(What to work on) Repeat the lines that follow, leaving nothing out.

(Provided entries)

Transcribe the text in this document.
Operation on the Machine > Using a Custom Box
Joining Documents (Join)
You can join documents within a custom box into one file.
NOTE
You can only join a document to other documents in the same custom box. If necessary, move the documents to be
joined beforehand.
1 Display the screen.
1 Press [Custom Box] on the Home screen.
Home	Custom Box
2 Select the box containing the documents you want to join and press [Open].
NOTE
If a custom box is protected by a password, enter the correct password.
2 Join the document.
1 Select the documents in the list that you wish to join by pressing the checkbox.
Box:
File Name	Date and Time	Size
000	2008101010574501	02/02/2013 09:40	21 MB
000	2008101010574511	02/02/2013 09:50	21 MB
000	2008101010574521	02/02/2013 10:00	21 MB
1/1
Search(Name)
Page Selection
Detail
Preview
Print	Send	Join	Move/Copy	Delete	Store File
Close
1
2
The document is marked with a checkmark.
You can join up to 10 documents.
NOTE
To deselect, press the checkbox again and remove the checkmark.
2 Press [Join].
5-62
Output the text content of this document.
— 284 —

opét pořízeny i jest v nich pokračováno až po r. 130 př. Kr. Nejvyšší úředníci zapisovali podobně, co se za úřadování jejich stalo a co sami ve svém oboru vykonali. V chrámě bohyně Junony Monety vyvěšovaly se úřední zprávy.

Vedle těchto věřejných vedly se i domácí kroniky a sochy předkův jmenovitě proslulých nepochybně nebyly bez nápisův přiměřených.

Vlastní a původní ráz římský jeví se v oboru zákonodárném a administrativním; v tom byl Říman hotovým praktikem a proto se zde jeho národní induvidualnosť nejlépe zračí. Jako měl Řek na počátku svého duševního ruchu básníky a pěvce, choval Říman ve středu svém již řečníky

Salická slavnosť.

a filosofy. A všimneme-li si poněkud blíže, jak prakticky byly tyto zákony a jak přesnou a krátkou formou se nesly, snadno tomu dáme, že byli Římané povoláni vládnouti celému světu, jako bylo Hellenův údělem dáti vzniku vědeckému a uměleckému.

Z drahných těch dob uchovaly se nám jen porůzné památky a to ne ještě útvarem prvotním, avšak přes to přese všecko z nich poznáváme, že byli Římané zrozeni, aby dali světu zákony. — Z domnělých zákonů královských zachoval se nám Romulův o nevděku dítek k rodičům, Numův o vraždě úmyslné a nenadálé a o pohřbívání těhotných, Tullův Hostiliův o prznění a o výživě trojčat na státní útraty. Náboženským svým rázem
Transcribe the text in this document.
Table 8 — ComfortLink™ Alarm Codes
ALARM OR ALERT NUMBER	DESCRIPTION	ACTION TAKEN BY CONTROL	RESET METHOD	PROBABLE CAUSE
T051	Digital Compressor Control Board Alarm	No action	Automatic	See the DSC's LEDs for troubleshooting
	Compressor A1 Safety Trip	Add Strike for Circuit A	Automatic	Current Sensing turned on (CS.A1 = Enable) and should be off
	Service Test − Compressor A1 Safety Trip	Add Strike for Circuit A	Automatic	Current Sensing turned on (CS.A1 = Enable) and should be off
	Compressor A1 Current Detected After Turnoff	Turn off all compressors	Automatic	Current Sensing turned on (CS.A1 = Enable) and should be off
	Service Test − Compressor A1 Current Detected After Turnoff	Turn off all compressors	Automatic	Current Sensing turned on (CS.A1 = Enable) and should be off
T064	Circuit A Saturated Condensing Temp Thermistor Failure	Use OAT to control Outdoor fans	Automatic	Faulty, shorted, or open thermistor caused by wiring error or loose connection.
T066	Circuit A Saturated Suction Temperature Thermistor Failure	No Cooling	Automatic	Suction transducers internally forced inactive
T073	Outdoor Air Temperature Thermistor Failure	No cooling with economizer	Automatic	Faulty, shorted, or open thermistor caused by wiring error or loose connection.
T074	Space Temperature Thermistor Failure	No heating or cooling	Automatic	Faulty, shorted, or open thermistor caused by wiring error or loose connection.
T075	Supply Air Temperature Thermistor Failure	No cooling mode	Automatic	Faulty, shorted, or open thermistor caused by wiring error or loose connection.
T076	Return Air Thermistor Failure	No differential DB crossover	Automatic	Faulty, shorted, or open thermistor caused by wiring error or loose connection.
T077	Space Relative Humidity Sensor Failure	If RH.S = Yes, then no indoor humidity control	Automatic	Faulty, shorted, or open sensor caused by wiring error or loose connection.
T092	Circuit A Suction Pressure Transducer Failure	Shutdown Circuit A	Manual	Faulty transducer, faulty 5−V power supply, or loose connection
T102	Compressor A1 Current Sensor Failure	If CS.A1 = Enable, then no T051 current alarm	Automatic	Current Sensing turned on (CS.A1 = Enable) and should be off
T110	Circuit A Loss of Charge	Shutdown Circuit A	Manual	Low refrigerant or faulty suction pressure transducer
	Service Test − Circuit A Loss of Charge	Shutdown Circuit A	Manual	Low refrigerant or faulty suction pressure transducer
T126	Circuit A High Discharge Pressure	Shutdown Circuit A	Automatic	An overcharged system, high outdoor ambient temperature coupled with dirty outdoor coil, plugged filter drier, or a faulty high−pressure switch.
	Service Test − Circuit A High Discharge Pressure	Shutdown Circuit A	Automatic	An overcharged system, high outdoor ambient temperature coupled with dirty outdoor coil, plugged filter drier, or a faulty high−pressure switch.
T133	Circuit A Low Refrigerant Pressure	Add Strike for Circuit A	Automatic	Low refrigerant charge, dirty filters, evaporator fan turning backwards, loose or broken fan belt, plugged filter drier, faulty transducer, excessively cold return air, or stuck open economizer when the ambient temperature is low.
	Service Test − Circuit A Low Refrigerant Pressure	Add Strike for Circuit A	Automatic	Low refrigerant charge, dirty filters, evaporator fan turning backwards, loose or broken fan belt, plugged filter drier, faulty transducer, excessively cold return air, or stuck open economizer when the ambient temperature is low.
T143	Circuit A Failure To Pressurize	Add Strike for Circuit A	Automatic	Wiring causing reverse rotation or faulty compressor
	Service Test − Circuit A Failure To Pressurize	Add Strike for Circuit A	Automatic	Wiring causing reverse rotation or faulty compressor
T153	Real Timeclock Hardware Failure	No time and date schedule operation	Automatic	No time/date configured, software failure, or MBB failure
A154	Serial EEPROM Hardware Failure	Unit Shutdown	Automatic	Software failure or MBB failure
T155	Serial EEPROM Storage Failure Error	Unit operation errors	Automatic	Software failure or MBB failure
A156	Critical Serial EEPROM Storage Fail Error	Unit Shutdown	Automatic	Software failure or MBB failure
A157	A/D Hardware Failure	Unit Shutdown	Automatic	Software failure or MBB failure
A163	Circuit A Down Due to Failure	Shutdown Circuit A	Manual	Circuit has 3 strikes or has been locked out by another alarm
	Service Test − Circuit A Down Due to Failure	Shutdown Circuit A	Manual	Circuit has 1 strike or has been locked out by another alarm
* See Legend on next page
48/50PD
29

(Task result)
Transcribe the text in this document.
Operation on the Machine > Using a Custom Box
Joining Documents (Join)
You can join documents within a custom box into one file.
NOTE
You can only join a document to other documents in the same custom box. If necessary, move the documents to be
joined beforehand.
1 Display the screen.
1 Press [Custom Box] on the Home screen.
Home	Custom Box
2 Select the box containing the documents you want to join and press [Open].
NOTE
If a custom box is protected by a password, enter the correct password.
2 Join the document.
1 Select the documents in the list that you wish to join by pressing the checkbox.
Box:
File Name	Date and Time	Size
000	2008101010574501	02/02/2013 09:40	21 MB
000	2008101010574511	02/02/2013 09:50	21 MB
000	2008101010574521	02/02/2013 10:00	21 MB
1/1
Search(Name)
Page Selection
Detail
Preview
Print	Send	Join	Move/Copy	Delete	Store File
Close
1
2
The document is marked with a checkmark.
You can join up to 10 documents.
NOTE
To deselect, press the checkbox again and remove the checkmark.
2 Press [Join].
5-62
Output the text content of this document.
— 284 —

opét pořízeny i jest v nich pokračováno až po r. 130 př. Kr. Nejvyšší úředníci zapisovali podobně, co se za úřadování jejich stalo a co sami ve svém oboru vykonali. V chrámě bohyně Junony Monety vyvěšovaly se úřední zprávy.

Vedle těchto věřejných vedly se i domácí kroniky a sochy předkův jmenovitě proslulých nepochybně nebyly bez nápisův přiměřených.

Vlastní a původní ráz římský jeví se v oboru zákonodárném a administrativním; v tom byl Říman hotovým praktikem a proto se zde jeho národní induvidualnosť nejlépe zračí. Jako měl Řek na počátku svého duševního ruchu básníky a pěvce, choval Říman ve středu svém již řečníky

Salická slavnosť.

a filosofy. A všimneme-li si poněkud blíže, jak prakticky byly tyto zákony a jak přesnou a krátkou formou se nesly, snadno tomu dáme, že byli Římané povoláni vládnouti celému světu, jako bylo Hellenův údělem dáti vzniku vědeckému a uměleckému.

Z drahných těch dob uchovaly se nám jen porůzné památky a to ne ještě útvarem prvotním, avšak přes to přese všecko z nich poznáváme, že byli Římané zrozeni, aby dali světu zákony. — Z domnělých zákonů královských zachoval se nám Romulův o nevděku dítek k rodičům, Numův o vraždě úmyslné a nenadálé a o pohřbívání těhotných, Tullův Hostiliův o prznění a o výživě trojčat na státní útraty. Náboženským svým rázem
Transcribe the text in this document.
Table 8 — ComfortLink™ Alarm Codes
ALARM OR ALERT NUMBER	DESCRIPTION	ACTION TAKEN BY CONTROL	RESET METHOD	PROBABLE CAUSE
T051	Digital Compressor Control Board Alarm	No action	Automatic	See the DSC's LEDs for troubleshooting
	Compressor A1 Safety Trip	Add Strike for Circuit A	Automatic	Current Sensing turned on (CS.A1 = Enable) and should be off
	Service Test − Compressor A1 Safety Trip	Add Strike for Circuit A	Automatic	Current Sensing turned on (CS.A1 = Enable) and should be off
	Compressor A1 Current Detected After Turnoff	Turn off all compressors	Automatic	Current Sensing turned on (CS.A1 = Enable) and should be off
	Service Test − Compressor A1 Current Detected After Turnoff	Turn off all compressors	Automatic	Current Sensing turned on (CS.A1 = Enable) and should be off
T064	Circuit A Saturated Condensing Temp Thermistor Failure	Use OAT to control Outdoor fans	Automatic	Faulty, shorted, or open thermistor caused by wiring error or loose connection.
T066	Circuit A Saturated Suction Temperature Thermistor Failure	No Cooling	Automatic	Suction transducers internally forced inactive
T073	Outdoor Air Temperature Thermistor Failure	No cooling with economizer	Automatic	Faulty, shorted, or open thermistor caused by wiring error or loose connection.
T074	Space Temperature Thermistor Failure	No heating or cooling	Automatic	Faulty, shorted, or open thermistor caused by wiring error or loose connection.
T075	Supply Air Temperature Thermistor Failure	No cooling mode	Automatic	Faulty, shorted, or open thermistor caused by wiring error or loose connection.
T076	Return Air Thermistor Failure	No differential DB crossover	Automatic	Faulty, shorted, or open thermistor caused by wiring error or loose connection.
T077	Space Relative Humidity Sensor Failure	If RH.S = Yes, then no indoor humidity control	Automatic	Faulty, shorted, or open sensor caused by wiring error or loose connection.
T092	Circuit A Suction Pressure Transducer Failure	Shutdown Circuit A	Manual	Faulty transducer, faulty 5−V power supply, or loose connection
T102	Compressor A1 Current Sensor Failure	If CS.A1 = Enable, then no T051 current alarm	Automatic	Current Sensing turned on (CS.A1 = Enable) and should be off
T110	Circuit A Loss of Charge	Shutdown Circuit A	Manual	Low refrigerant or faulty suction pressure transducer
	Service Test − Circuit A Loss of Charge	Shutdown Circuit A	Manual	Low refrigerant or faulty suction pressure transducer
T126	Circuit A High Discharge Pressure	Shutdown Circuit A	Automatic	An overcharged system, high outdoor ambient temperature coupled with dirty outdoor coil, plugged filter drier, or a faulty high−pressure switch.
	Service Test − Circuit A High Discharge Pressure	Shutdown Circuit A	Automatic	An overcharged system, high outdoor ambient temperature coupled with dirty outdoor coil, plugged filter drier, or a faulty high−pressure switch.
T133	Circuit A Low Refrigerant Pressure	Add Strike for Circuit A	Automatic	Low refrigerant charge, dirty filters, evaporator fan turning backwards, loose or broken fan belt, plugged filter drier, faulty transducer, excessively cold return air, or stuck open economizer when the ambient temperature is low.
	Service Test − Circuit A Low Refrigerant Pressure	Add Strike for Circuit A	Automatic	Low refrigerant charge, dirty filters, evaporator fan turning backwards, loose or broken fan belt, plugged filter drier, faulty transducer, excessively cold return air, or stuck open economizer when the ambient temperature is low.
T143	Circuit A Failure To Pressurize	Add Strike for Circuit A	Automatic	Wiring causing reverse rotation or faulty compressor
	Service Test − Circuit A Failure To Pressurize	Add Strike for Circuit A	Automatic	Wiring causing reverse rotation or faulty compressor
T153	Real Timeclock Hardware Failure	No time and date schedule operation	Automatic	No time/date configured, software failure, or MBB failure
A154	Serial EEPROM Hardware Failure	Unit Shutdown	Automatic	Software failure or MBB failure
T155	Serial EEPROM Storage Failure Error	Unit operation errors	Automatic	Software failure or MBB failure
A156	Critical Serial EEPROM Storage Fail Error	Unit Shutdown	Automatic	Software failure or MBB failure
A157	A/D Hardware Failure	Unit Shutdown	Automatic	Software failure or MBB failure
A163	Circuit A Down Due to Failure	Shutdown Circuit A	Manual	Circuit has 3 strikes or has been locked out by another alarm
	Service Test − Circuit A Down Due to Failure	Shutdown Circuit A	Manual	Circuit has 1 strike or has been locked out by another alarm
* See Legend on next page
48/50PD
29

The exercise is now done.